**WORK REQUIRED:**
List every DDR memory version that the RAM installation text names.

**PASSAGE:**
◇ ◇ ◇

How to install DDR/DDR2/DDR3/DDR4 RAM memory
Visit the RAM Memory section of this website for information on it.
DDR RAM memory has reached version DDR4, so if you are building a new desktop PC you should choose a motherboard that uses it and the AMD or Intel processor that you want to use. Both the latest Intel and AMD processors support DDR4 memory, so the motherboards that use those processors will have to support it as well.
DDR4 SDRAM – https://en.wikipedia.org/wiki/DDR4_SDRAM
DIMM modules (DDR/DDR2/DDR3/DDR4 RAM) are very easily installed by first opening the clip at the end of each DIMM slot on the motherboard and then pushing the module vertically down into it so that the two end clips close around it on their own. You should make sure that the clips are fixed tight to the module.
Installing the DIMM modules is merely a matter of pushing the module directly down into the DIMM slot as shown in the diagram below so that notch or notches on the connector edge of the module match the volt or volts of the slot. RAM memory does not require a device driver and therefore it is not listed in the Windows Device Manager.
The DIMM module shown below has two notches that fit two volts in the slot shown under it. Note that DDR/DDR2/DDR3/DDR4 modules only have a single notch that is placed at a different point on the module for each type so that only the correct memory can be installed in a particular DIMM slot. The catches on each end of a slot should fit themselves over the module as it is pressed into the slot, but you can check to make sure that they are holding the module in place securely.

◇ ◇ ◇

**EXERCISE DATA:**
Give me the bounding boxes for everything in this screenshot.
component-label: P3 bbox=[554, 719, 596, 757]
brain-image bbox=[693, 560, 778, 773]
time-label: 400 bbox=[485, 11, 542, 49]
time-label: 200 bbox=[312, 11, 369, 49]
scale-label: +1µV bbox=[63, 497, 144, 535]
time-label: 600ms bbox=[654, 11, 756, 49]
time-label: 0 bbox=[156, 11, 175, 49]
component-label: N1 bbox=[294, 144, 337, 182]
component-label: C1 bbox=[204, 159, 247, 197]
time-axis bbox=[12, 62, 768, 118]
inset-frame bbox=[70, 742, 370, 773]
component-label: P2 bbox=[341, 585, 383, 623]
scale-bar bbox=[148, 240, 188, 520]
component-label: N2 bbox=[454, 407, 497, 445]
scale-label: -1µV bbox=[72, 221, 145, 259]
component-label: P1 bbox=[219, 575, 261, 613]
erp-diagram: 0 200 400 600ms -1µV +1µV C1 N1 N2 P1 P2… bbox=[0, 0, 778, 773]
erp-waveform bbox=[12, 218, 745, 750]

◇ ◇ ◇

**TASK SOLUTION:**
DDR, DDR2, DDR3, DDR4